╭─ Exercise data
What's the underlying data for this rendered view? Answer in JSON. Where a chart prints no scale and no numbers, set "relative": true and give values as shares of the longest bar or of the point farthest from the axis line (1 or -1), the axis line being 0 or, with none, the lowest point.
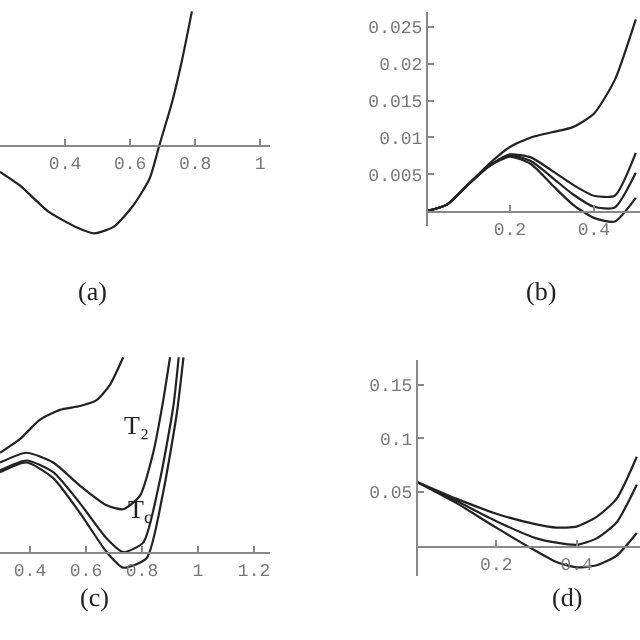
{
  "chart_data": [
    {
      "type": "line",
      "relative": true,
      "tick_labels": "x",
      "x": [
        0.2,
        0.26,
        0.35,
        0.44,
        0.49,
        0.55,
        0.61,
        0.66,
        0.69,
        0.73,
        0.76,
        0.79
      ],
      "xlim": [
        0.2,
        1.03
      ],
      "xticks": [
        0.4,
        0.6,
        0.8,
        1
      ],
      "series": [
        {
          "color": "#222222",
          "values": [
            -0.2,
            -0.3,
            -0.5,
            -0.62,
            -0.66,
            -0.61,
            -0.45,
            -0.25,
            0,
            0.33,
            0.64,
            1
          ]
        }
      ],
      "annotations": [
        "(a)"
      ]
    },
    {
      "type": "line",
      "x": [
        0,
        0.05,
        0.1,
        0.15,
        0.2,
        0.25,
        0.3,
        0.35,
        0.4,
        0.45,
        0.5
      ],
      "xlim": [
        0,
        0.51
      ],
      "xticks": [
        0.2,
        0.4
      ],
      "ylim": [
        -0.002,
        0.027
      ],
      "yticks": [
        0.005,
        0.01,
        0.015,
        0.02,
        0.025
      ],
      "series": [
        {
          "color": "#222222",
          "values": [
            0,
            0.0009,
            0.0036,
            0.0064,
            0.0087,
            0.01,
            0.0107,
            0.0114,
            0.0132,
            0.0178,
            0.026
          ]
        },
        {
          "color": "#222222",
          "values": [
            0,
            0.0009,
            0.0036,
            0.0061,
            0.0077,
            0.0073,
            0.0055,
            0.0036,
            0.0021,
            0.0021,
            0.0079
          ]
        },
        {
          "color": "#222222",
          "values": [
            0,
            0.0009,
            0.0036,
            0.0061,
            0.0076,
            0.0068,
            0.0046,
            0.0023,
            0.0006,
            0.0005,
            0.0052
          ]
        },
        {
          "color": "#222222",
          "values": [
            0,
            0.0009,
            0.0036,
            0.0061,
            0.0074,
            0.0064,
            0.0036,
            0.0009,
            -0.0009,
            -0.0014,
            0.0018
          ]
        }
      ],
      "annotations": [
        "(b)"
      ]
    },
    {
      "type": "line",
      "relative": true,
      "tick_labels": "x",
      "xlim": [
        0.293,
        1.257
      ],
      "xticks": [
        0.4,
        0.6,
        0.8,
        1,
        1.2
      ],
      "series": [
        {
          "color": "#222222",
          "x": [
            0.293,
            0.364,
            0.436,
            0.507,
            0.579,
            0.638,
            0.686,
            0.733
          ],
          "values": [
            0.51,
            0.58,
            0.68,
            0.73,
            0.75,
            0.78,
            0.86,
            1
          ]
        },
        {
          "color": "#222222",
          "x": [
            0.293,
            0.388,
            0.483,
            0.579,
            0.674,
            0.733,
            0.793,
            0.84,
            0.876,
            0.9
          ],
          "values": [
            0.46,
            0.51,
            0.46,
            0.34,
            0.24,
            0.22,
            0.29,
            0.51,
            0.78,
            1
          ]
        },
        {
          "color": "#222222",
          "x": [
            0.293,
            0.388,
            0.483,
            0.579,
            0.674,
            0.733,
            0.805,
            0.864,
            0.912,
            0.931
          ],
          "values": [
            0.42,
            0.47,
            0.41,
            0.25,
            0.07,
            0,
            0.05,
            0.37,
            0.75,
            1
          ]
        },
        {
          "color": "#222222",
          "x": [
            0.293,
            0.388,
            0.483,
            0.579,
            0.674,
            0.733,
            0.817,
            0.876,
            0.924,
            0.948
          ],
          "values": [
            0.41,
            0.46,
            0.38,
            0.2,
            0,
            -0.08,
            -0.03,
            0.31,
            0.71,
            1
          ]
        }
      ],
      "annotations": [
        "T₂",
        "T$_{c}$",
        "(c)"
      ]
    },
    {
      "type": "line",
      "x": [
        0,
        0.1,
        0.2,
        0.3,
        0.35,
        0.4,
        0.45,
        0.5,
        0.55
      ],
      "xlim": [
        0,
        0.558
      ],
      "xticks": [
        0.2,
        0.4
      ],
      "ylim": [
        -0.028,
        0.173
      ],
      "yticks": [
        0.05,
        0.1,
        0.15
      ],
      "series": [
        {
          "color": "#222222",
          "values": [
            0.06,
            0.044,
            0.03,
            0.02,
            0.017,
            0.018,
            0.027,
            0.044,
            0.083
          ]
        },
        {
          "color": "#222222",
          "values": [
            0.06,
            0.042,
            0.023,
            0.007,
            0.003,
            0.001,
            0.007,
            0.022,
            0.057
          ]
        },
        {
          "color": "#222222",
          "values": [
            0.06,
            0.04,
            0.017,
            -0.005,
            -0.015,
            -0.02,
            -0.018,
            -0.009,
            0.012
          ]
        }
      ],
      "annotations": [
        "(d)"
      ]
    }
  ]
}
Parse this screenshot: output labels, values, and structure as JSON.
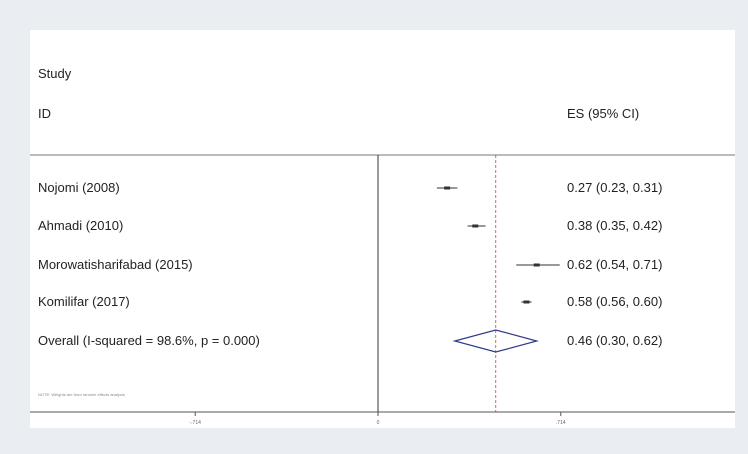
{
  "header": {
    "study_label": "Study",
    "id_label": "ID",
    "es_label": "ES (95% CI)"
  },
  "footnote": "NOTE: Weights are from random effects analysis",
  "chart_data": {
    "type": "forest",
    "null_line": 0,
    "overall_line": 0.46,
    "xlim": [
      -1.1,
      1.1
    ],
    "xticks": [
      -0.714,
      0,
      0.714
    ],
    "xtick_labels": [
      "-.714",
      "0",
      ".714"
    ],
    "studies": [
      {
        "label": "Nojomi (2008)",
        "es": 0.27,
        "lo": 0.23,
        "hi": 0.31,
        "ci_text": "0.27 (0.23, 0.31)"
      },
      {
        "label": "Ahmadi (2010)",
        "es": 0.38,
        "lo": 0.35,
        "hi": 0.42,
        "ci_text": "0.38 (0.35, 0.42)"
      },
      {
        "label": "Morowatisharifabad (2015)",
        "es": 0.62,
        "lo": 0.54,
        "hi": 0.71,
        "ci_text": "0.62 (0.54, 0.71)"
      },
      {
        "label": "Komilifar (2017)",
        "es": 0.58,
        "lo": 0.56,
        "hi": 0.6,
        "ci_text": "0.58 (0.56, 0.60)"
      }
    ],
    "overall": {
      "label": "Overall  (I-squared = 98.6%, p = 0.000)",
      "es": 0.46,
      "lo": 0.3,
      "hi": 0.62,
      "ci_text": "0.46 (0.30, 0.62)"
    },
    "colors": {
      "diamond": "#2e3a8c",
      "marker": "#333333",
      "axis": "#555555",
      "null_line": "#333333",
      "overall_line": "#d04040"
    }
  }
}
╰─
▶ Your task: Excluding pictures, copy exactly the lines from the line containing "Parse this screenshot: output" through the last line of the data, inclusive.

▶ Response to this task:
Parse this screenshot: output labels, values, and structure as JSON.
{
  "header": {
    "study_label": "Study",
    "id_label": "ID",
    "es_label": "ES (95% CI)"
  },
  "footnote": "NOTE: Weights are from random effects analysis",
  "chart_data": {
    "type": "forest",
    "null_line": 0,
    "overall_line": 0.46,
    "xlim": [
      -1.1,
      1.1
    ],
    "xticks": [
      -0.714,
      0,
      0.714
    ],
    "xtick_labels": [
      "-.714",
      "0",
      ".714"
    ],
    "studies": [
      {
        "label": "Nojomi (2008)",
        "es": 0.27,
        "lo": 0.23,
        "hi": 0.31,
        "ci_text": "0.27 (0.23, 0.31)"
      },
      {
        "label": "Ahmadi (2010)",
        "es": 0.38,
        "lo": 0.35,
        "hi": 0.42,
        "ci_text": "0.38 (0.35, 0.42)"
      },
      {
        "label": "Morowatisharifabad (2015)",
        "es": 0.62,
        "lo": 0.54,
        "hi": 0.71,
        "ci_text": "0.62 (0.54, 0.71)"
      },
      {
        "label": "Komilifar (2017)",
        "es": 0.58,
        "lo": 0.56,
        "hi": 0.6,
        "ci_text": "0.58 (0.56, 0.60)"
      }
    ],
    "overall": {
      "label": "Overall  (I-squared = 98.6%, p = 0.000)",
      "es": 0.46,
      "lo": 0.3,
      "hi": 0.62,
      "ci_text": "0.46 (0.30, 0.62)"
    },
    "colors": {
      "diamond": "#2e3a8c",
      "marker": "#333333",
      "axis": "#555555",
      "null_line": "#333333",
      "overall_line": "#d04040"
    }
  }
}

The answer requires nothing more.